### ENTRIES SUPPLIED
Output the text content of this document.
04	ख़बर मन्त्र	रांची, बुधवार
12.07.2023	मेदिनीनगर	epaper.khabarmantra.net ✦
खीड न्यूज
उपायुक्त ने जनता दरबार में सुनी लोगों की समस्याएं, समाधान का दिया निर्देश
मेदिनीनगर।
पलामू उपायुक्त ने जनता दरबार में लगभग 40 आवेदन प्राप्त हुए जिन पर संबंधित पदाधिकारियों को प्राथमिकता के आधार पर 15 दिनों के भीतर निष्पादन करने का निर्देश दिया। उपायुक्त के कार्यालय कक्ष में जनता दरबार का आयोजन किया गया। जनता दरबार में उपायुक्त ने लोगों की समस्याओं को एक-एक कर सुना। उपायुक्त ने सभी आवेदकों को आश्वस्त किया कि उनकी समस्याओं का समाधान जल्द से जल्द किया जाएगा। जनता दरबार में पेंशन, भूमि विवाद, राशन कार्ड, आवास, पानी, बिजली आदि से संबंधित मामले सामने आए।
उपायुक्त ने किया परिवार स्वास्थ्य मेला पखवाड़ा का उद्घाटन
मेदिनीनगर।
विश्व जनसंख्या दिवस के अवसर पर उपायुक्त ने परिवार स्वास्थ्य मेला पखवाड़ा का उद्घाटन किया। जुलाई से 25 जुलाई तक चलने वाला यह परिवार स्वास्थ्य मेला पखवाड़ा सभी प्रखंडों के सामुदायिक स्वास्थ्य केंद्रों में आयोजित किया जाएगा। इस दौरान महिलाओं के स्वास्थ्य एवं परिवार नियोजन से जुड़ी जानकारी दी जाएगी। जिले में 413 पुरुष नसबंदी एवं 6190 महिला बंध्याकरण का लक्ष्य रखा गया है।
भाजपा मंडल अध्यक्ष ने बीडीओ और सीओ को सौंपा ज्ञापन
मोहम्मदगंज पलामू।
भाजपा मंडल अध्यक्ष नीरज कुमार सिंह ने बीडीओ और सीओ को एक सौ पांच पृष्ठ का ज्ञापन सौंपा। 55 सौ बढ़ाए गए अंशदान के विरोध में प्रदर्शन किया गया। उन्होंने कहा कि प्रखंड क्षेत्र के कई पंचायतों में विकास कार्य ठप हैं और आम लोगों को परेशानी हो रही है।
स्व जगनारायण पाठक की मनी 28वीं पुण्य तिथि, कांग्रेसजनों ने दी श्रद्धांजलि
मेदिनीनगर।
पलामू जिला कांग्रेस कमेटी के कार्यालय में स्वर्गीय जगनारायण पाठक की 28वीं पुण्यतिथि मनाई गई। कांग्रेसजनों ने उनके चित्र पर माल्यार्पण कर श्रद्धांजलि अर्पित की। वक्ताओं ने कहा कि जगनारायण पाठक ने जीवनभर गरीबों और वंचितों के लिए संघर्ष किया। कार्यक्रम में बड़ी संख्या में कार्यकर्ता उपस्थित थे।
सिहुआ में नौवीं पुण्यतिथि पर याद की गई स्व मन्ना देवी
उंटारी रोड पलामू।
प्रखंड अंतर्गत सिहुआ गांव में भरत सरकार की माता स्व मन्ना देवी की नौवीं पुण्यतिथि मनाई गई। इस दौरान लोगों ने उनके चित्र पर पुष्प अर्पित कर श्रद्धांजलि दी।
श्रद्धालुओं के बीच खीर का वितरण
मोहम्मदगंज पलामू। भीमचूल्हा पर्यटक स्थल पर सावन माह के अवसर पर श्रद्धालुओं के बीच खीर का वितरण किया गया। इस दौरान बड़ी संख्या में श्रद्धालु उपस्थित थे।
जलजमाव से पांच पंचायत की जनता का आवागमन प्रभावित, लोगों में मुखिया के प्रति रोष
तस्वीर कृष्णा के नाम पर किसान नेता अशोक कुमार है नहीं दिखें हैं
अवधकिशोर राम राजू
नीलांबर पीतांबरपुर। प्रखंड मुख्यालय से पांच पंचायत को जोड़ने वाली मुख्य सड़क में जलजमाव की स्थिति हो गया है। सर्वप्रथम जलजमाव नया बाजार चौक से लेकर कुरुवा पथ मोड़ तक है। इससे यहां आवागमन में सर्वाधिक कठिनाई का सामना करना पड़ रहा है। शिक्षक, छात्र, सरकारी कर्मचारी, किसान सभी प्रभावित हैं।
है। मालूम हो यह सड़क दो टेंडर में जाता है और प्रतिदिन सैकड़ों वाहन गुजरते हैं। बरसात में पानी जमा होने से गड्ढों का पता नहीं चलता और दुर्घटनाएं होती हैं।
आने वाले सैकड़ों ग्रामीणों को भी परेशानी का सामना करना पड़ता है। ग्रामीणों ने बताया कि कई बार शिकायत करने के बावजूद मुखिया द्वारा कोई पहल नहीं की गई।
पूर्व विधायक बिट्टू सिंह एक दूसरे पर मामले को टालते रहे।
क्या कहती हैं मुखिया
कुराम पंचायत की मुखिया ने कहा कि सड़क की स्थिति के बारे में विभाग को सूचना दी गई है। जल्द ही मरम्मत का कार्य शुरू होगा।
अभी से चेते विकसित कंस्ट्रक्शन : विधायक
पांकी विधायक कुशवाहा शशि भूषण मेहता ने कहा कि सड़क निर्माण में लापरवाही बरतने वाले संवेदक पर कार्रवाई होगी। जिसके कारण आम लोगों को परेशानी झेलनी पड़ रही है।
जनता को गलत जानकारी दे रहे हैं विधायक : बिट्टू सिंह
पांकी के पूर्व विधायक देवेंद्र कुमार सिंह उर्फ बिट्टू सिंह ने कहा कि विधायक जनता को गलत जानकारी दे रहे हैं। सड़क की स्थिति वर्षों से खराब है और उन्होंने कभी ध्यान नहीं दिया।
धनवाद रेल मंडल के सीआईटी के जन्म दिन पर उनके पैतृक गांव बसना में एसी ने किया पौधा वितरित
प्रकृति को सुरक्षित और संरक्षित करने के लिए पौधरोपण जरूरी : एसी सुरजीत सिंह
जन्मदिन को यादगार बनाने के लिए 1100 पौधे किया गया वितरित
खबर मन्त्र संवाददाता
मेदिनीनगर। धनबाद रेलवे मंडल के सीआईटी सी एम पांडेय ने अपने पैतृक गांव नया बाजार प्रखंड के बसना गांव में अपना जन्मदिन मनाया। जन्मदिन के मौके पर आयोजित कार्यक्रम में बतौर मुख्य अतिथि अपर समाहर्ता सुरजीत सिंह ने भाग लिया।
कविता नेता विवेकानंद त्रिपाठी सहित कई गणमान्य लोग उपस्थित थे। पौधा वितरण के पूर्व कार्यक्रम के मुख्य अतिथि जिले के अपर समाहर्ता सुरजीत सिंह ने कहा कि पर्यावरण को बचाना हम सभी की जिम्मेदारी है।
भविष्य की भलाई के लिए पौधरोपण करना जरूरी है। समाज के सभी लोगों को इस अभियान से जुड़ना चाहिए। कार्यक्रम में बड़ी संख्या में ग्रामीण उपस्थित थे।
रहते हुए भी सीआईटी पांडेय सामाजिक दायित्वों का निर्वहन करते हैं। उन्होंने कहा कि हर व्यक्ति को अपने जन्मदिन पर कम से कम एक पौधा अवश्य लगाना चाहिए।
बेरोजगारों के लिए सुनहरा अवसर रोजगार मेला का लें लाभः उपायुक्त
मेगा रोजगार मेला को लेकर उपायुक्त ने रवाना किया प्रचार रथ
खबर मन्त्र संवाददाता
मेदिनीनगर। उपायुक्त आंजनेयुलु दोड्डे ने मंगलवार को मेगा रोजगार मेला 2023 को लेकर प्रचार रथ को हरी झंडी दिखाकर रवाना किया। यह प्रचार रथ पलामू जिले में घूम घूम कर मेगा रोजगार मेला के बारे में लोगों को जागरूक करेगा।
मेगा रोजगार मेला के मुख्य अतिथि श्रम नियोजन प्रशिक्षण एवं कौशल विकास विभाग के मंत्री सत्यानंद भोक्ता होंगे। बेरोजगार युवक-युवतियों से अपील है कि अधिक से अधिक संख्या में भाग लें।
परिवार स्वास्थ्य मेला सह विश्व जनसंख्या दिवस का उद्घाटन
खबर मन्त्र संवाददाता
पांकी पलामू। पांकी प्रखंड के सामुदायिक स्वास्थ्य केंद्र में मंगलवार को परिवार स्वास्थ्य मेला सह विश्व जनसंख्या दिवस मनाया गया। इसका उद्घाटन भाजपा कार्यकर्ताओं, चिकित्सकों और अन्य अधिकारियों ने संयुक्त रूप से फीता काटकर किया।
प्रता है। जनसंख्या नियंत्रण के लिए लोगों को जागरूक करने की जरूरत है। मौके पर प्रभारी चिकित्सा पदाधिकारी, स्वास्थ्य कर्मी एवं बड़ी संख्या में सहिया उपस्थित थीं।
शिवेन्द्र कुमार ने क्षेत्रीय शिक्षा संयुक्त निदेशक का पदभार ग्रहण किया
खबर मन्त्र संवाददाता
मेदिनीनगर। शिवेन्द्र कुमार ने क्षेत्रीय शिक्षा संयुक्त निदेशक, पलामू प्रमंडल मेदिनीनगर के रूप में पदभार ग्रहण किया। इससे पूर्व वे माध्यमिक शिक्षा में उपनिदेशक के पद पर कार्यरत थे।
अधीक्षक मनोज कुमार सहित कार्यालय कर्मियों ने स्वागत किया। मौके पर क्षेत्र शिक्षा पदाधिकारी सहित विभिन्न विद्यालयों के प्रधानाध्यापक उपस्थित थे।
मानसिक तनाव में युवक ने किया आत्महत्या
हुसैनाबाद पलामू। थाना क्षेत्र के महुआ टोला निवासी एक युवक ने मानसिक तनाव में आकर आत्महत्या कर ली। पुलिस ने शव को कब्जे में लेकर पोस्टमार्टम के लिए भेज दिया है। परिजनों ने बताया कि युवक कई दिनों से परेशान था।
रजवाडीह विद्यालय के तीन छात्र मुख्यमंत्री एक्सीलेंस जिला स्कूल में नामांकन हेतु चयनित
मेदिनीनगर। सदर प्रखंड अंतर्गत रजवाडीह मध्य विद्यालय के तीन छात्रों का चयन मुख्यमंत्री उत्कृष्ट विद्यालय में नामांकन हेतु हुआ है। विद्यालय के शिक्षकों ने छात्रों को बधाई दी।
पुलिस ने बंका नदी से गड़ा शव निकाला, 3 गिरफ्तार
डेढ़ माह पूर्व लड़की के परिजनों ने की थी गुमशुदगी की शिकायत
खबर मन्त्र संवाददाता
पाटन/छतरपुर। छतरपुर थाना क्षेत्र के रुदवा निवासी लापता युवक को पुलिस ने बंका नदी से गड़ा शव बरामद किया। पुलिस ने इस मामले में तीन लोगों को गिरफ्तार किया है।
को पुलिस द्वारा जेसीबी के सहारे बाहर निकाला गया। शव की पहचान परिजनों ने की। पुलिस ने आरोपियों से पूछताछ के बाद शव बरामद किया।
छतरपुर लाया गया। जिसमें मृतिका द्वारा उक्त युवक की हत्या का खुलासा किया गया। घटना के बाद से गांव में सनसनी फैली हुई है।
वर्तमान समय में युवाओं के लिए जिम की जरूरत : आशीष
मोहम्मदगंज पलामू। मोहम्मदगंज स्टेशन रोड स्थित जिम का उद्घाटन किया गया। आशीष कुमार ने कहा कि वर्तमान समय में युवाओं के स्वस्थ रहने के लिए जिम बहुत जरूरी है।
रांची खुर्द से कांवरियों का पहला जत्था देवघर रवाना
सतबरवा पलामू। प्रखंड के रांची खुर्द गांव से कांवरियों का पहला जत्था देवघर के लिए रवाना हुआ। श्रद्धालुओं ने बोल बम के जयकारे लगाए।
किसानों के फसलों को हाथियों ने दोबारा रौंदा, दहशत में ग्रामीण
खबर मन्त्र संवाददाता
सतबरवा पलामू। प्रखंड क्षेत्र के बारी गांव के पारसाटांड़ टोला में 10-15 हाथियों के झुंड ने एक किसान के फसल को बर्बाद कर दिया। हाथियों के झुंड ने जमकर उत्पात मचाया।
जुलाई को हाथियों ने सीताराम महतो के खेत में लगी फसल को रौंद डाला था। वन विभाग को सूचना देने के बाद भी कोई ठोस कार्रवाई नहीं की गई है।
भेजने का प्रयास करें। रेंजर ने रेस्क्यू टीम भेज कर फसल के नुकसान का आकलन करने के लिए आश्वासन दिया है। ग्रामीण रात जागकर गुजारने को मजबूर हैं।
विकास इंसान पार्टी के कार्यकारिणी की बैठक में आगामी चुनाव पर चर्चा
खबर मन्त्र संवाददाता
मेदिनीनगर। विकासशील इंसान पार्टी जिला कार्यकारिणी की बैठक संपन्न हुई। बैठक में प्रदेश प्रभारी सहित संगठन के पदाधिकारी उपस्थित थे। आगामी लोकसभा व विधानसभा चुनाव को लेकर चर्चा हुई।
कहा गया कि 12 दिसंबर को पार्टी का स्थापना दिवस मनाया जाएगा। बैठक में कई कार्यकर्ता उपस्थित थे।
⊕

### WORK TO COMPLETE
Show all lines from the data above in which the word "जलजम" appears.

### OUTPUT BELOW
जलजमाव से पांच पंचायत की जनता का आवागमन प्रभावित, लोगों में मुखिया के प्रति रोष
नीलांबर पीतांबरपुर। प्रखंड मुख्यालय से पांच पंचायत को जोड़ने वाली मुख्य सड़क में जलजमाव की स्थिति हो गया है। सर्वप्रथम जलजमाव नया बाजार चौक से लेकर कुरुवा पथ मोड़ तक है। इससे यहां आवागमन में सर्वाधिक कठिनाई का सामना करना पड़ रहा है। शिक्षक, छात्र, सरकारी कर्मचारी, किसान सभी प्रभावित हैं।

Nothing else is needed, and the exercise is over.